# GIVEN PROBLEM
Repeat each entry exactly and drop the pictures.

# INPUT
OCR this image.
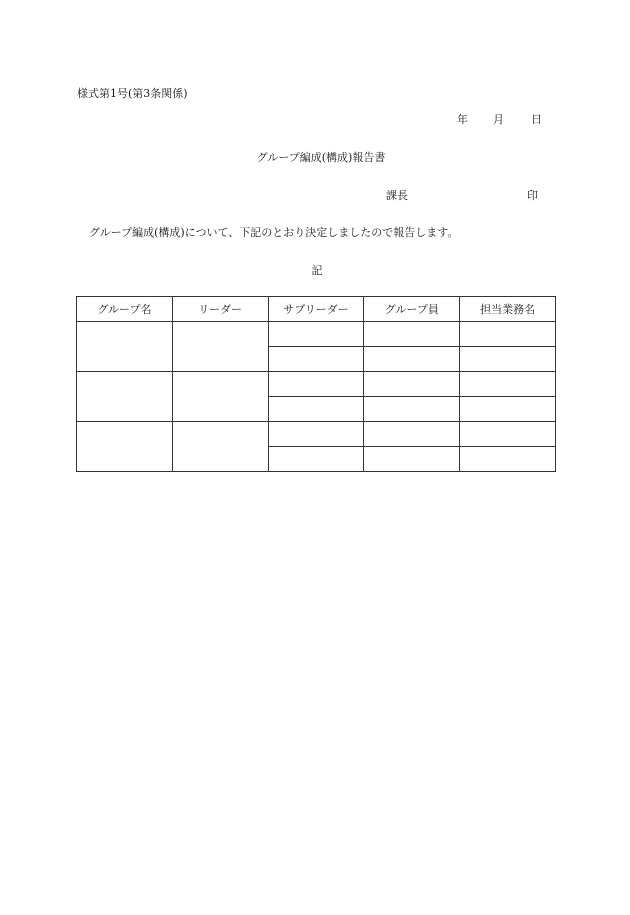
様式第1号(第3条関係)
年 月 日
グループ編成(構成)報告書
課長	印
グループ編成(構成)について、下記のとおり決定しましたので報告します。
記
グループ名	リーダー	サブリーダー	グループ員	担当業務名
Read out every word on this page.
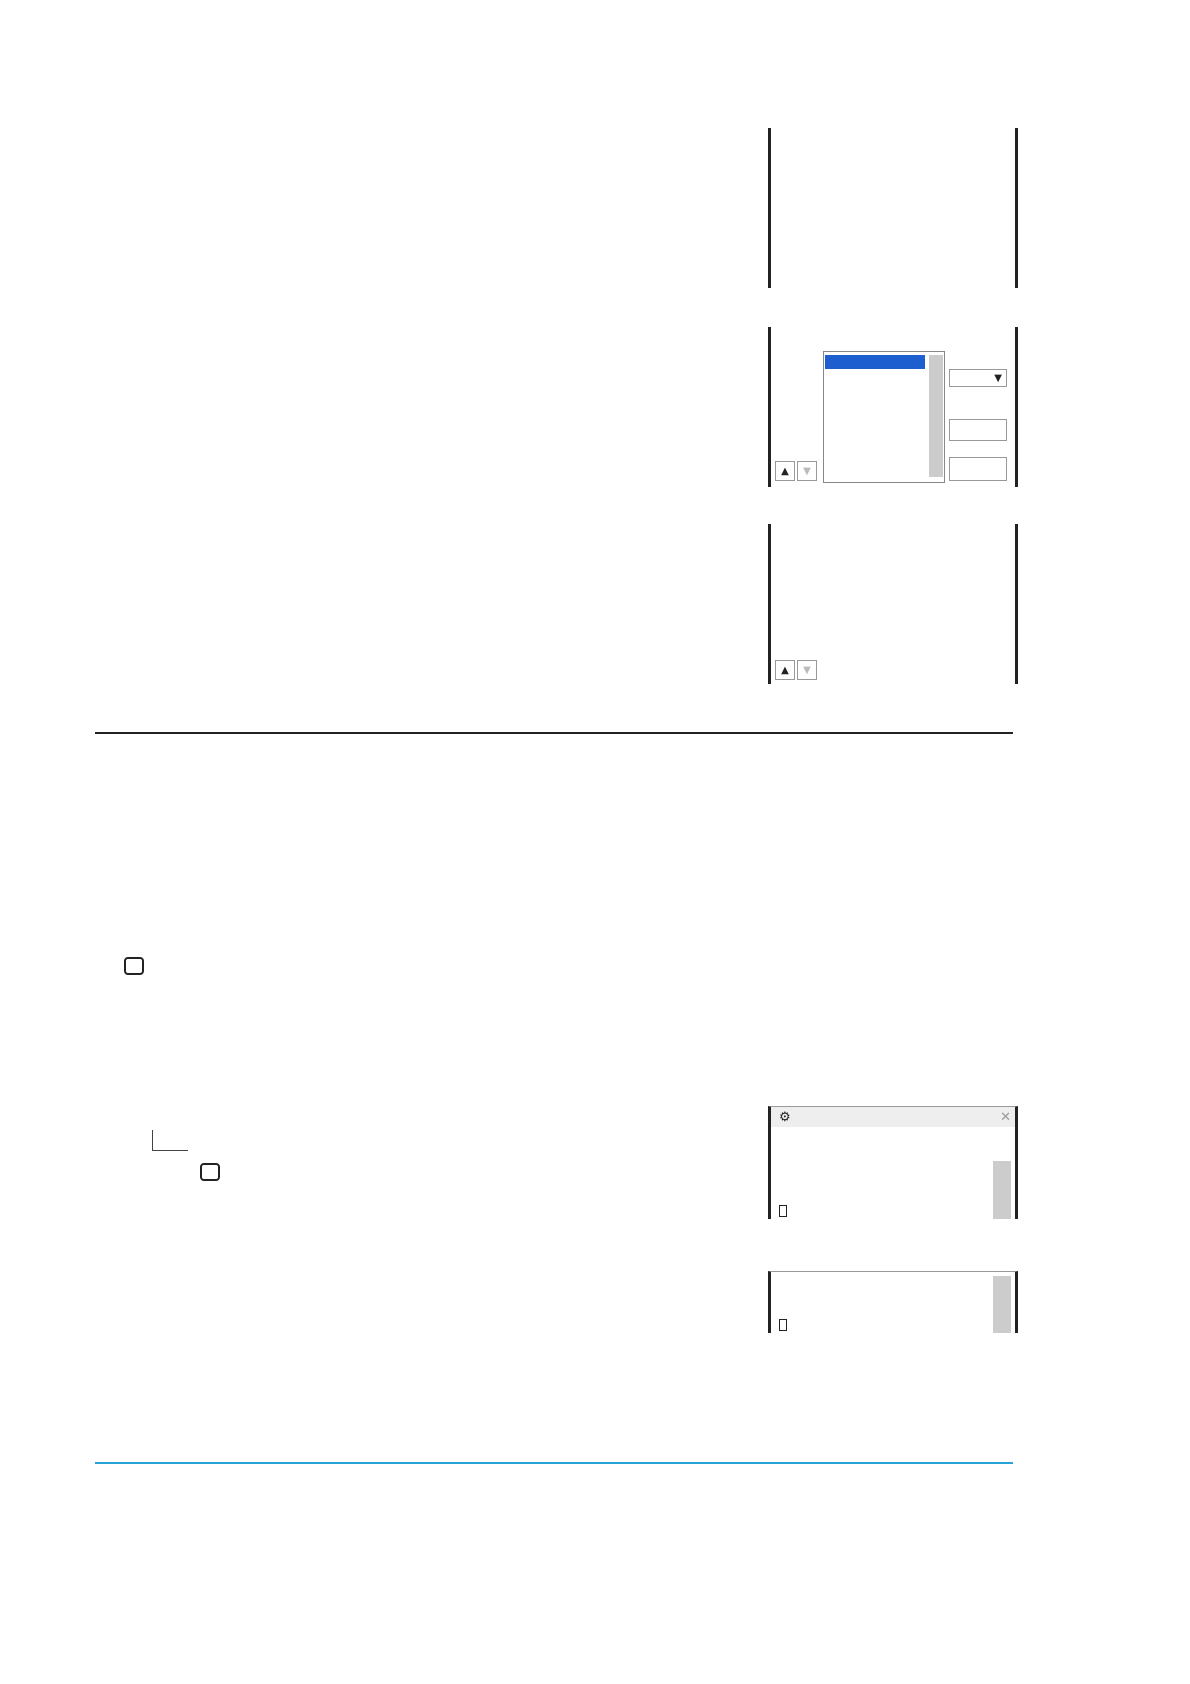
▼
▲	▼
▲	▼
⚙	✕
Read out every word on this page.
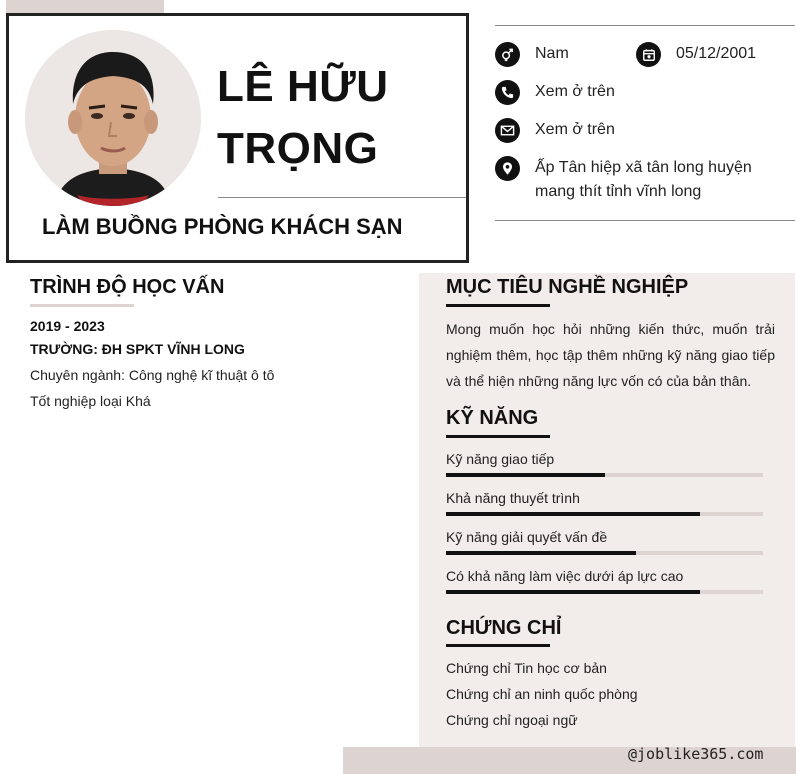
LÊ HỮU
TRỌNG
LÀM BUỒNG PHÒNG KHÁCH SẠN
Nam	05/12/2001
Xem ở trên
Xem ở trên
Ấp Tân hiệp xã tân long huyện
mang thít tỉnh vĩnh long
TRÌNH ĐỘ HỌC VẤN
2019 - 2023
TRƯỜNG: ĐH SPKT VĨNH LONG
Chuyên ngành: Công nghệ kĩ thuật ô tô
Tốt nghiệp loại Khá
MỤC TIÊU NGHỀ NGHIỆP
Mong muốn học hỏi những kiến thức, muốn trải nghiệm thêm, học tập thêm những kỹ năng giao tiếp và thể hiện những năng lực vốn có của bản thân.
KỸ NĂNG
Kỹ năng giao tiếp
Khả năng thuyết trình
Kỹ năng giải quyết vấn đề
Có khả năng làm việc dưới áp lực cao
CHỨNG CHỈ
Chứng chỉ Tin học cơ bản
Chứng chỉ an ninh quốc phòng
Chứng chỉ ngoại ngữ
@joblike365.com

# ANSWER IN FULL
OCR this image.
様式第1号(第3条関係)
年 月 日
グループ編成(構成)報告書
課長	印
グループ編成(構成)について、下記のとおり決定しましたので報告します。
記
グループ名	リーダー	サブリーダー	グループ員	担当業務名
Read out every word on this page.
▼
▲	▼
▲	▼
⚙	✕
Read out every word on this page.
LÊ HỮU
TRỌNG
LÀM BUỒNG PHÒNG KHÁCH SẠN
Nam	05/12/2001
Xem ở trên
Xem ở trên
Ấp Tân hiệp xã tân long huyện
mang thít tỉnh vĩnh long
TRÌNH ĐỘ HỌC VẤN
2019 - 2023
TRƯỜNG: ĐH SPKT VĨNH LONG
Chuyên ngành: Công nghệ kĩ thuật ô tô
Tốt nghiệp loại Khá
MỤC TIÊU NGHỀ NGHIỆP
Mong muốn học hỏi những kiến thức, muốn trải nghiệm thêm, học tập thêm những kỹ năng giao tiếp và thể hiện những năng lực vốn có của bản thân.
KỸ NĂNG
Kỹ năng giao tiếp
Khả năng thuyết trình
Kỹ năng giải quyết vấn đề
Có khả năng làm việc dưới áp lực cao
CHỨNG CHỈ
Chứng chỉ Tin học cơ bản
Chứng chỉ an ninh quốc phòng
Chứng chỉ ngoại ngữ
@joblike365.com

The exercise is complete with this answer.